- [Directives]
1. Do these statements agree with the land degradation blog post? Answer yes or no for each, and quote the deciding words. (a) A quarter of all usable land on earth is degraded. (b) The UNCCD introduced the concept of land degradation neutrality in 2015. (c) The twelfth Conference of the Parties is to take place in Ankara.
2. Could you carry the land degradation blog post on, beginning after its final sentence?
[BEGIN Source extract]
Guest blog: Reversing land degradation should top the global business agenda

Guest blog: Reversing land degradation should top the global business agenda
News & Blog | Blog Posted 31.07.15

Land is a critical asset to all companies. Whether they’re affected directly, as in the farming and extractive industries, or indirectly, as in the tourism, chemical and insurance industries, all companies are dependent on the abundant resources that healthy land provides. As natural capital is drawn down at a rate that exceeds the Earth’s capacity to replenish, it’s time for us to get creative about how to change our course of action for the future of business, society and the environment.

At WBCSD, we realize that addressing land degradation is a challenge. But we also understand that it represents an opportunity to recover lost benefits and treat land as a valuable asset. At present, 25% of all usable land on earth is degraded. Global economic losses as a result of land degradation are estimated at US$40 billion every year. But there’s hope. Out of all degraded land, more than two billion hectares worldwide, an area larger than South America, offer opportunities for restoration. A step change in the way that we restore and sustainably manage degraded land could yield up to US$1.4 trillion in increased crop production – not to mention the added benefit of revitalized carbon storage and sequestration.

Governments and policymakers are also beginning to recognize that land degradation challenges actually constitute important development opportunities. In 2012, the United Nations Convention to Combat Desertification (UNCCD) introduced the concept of land degradation neutrality (LDN) and proposed a new goal of striving toward a land degradation neutral world over the coming decades.

As the connections between land degradation, climate change and poverty become increasingly clear, global policymakers are expected to back this target by placing more emphasis on restoring degraded land. The case is so strong and the issue is so prevalent, that the LDN target goal is expected to be adopted by the UNCCD parties during their twelfth Conference of the Parties (COP12) in Ankara, on 12-23 October 2015. The target is also now reflected in the Sustainable Development Goals (SDG) proposal that is likely to be adopted at the UN General Assembly in September 2015:

By 2020, combat desertification, restore degraded land and soil, including land affected by desertification, drought and floods, and strive to achieve a land-degradation-neutral world.
[END Source extract]
[BEGIN Record excerpts]
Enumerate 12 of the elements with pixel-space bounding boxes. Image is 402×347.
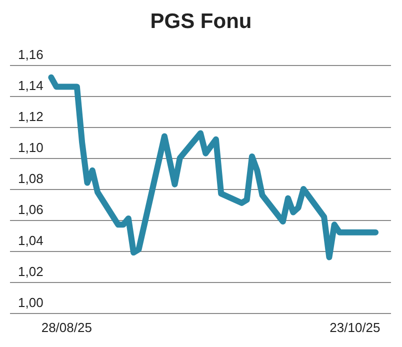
- y-tick-label: 1,08: [18, 171, 44, 186]
- y-tick-label: 1,10: [18, 140, 44, 155]
- y-tick-label: 1,14: [18, 78, 44, 93]
- y-tick-label: 1,02: [18, 264, 44, 279]
- y-tick-label: 1,16: [18, 47, 44, 62]
- chart-title: PGS Fonu: [150, 10, 252, 33]
- y-tick-label: 1,00: [18, 295, 44, 310]
- y-tick-label: 1,06: [18, 202, 44, 217]
- x-tick-label: 23/10/25: [330, 320, 380, 335]
- x-tick-label: 28/08/25: [41, 320, 92, 335]
- y-tick-label: 1,04: [18, 233, 44, 248]
- y-tick-label: 1,12: [18, 109, 44, 124]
[END Record excerpts]
- [Task answers]
1.
(a) Yes: "At present, 25% of all usable land on earth is degraded."
(b) No: "In 2012, the United Nations Convention to Combat Desertification (UNCCD) introduced the concept of land degradation neutrality (LDN)"
(c) Yes: "during their twelfth Conference of the Parties (COP12) in Ankara, on 12-23 October 2015"

2.
(UN General Assembly, 2014)

At WBCSD, we are committed to doing what we can to make this goal a reality and are working closely with the UNCCD to develop a business presence in Ankara later this year. For business, COP12 in Ankara is a major opportunity to organize dialogues with governments and NGOs on the topic, and to have a collective voice in the COP process. In order to prepare, and help companies understand just how important LDN is, our Ecosystems and Landscape Management team put together an Issue Brief for Business on Land Degradation Neutrality (LDN) that clarifies what LDN means for business and how companies can contribute. The information shared in the Brief is designed to mobilize business to help achieve the soon to be UNCCD and SDG “land degradation neutral world target.”

The coming years will undoubtedly determine the future of our planet, and land degradation neutrality needs to be part of the sustainable development equation. Business has a critical role to play in achieving land degradation neutrality targets as it uses land either directly or indirectly for its activities.

Companies can contribute to global land degradation neutrality targets in multiple ways:

  1. By adopting sustainable land management practices and implementing programs that minimize current land degradation and avoid it in the future
  2. By rehabilitating degraded or abandoned production lands
  3. By restoring degraded natural and semi-natural ecosystems that are critical to all stakeholders, including business.

By setting LDN as a target and contributing to national and global land degradation neutrality, business leaders have the opportunity to play a role in resolving key global issues, while building sustainable business models and resilient supply chains for the future.

Now is the time for business, national governments and policymakers to learn as much as they can about land degradation neutrality, why it’s important, how to contribute – and to get involved in the international discussion by adopting their own regional, national, and eventually international targets.

 If you’d like to get started, take a look at our Issue Brief for Business on Land Degradation Neutrality (LDN) and stay tuned for the upcoming launch of our Road to Ankara website – designed to give businesses all of the information they need to make the right decision to be involved at COP12 and beyond.  Get informed and get started by looking at land in a new way –valuing our dependence on nature by integrating sustainable land management, targeted land restoration and, eventually, land degradation neutrality.

WBCSD is a partner of the World Forum on Natural Capital, which will take place on 23-24 November 2015. Click here to receive updates.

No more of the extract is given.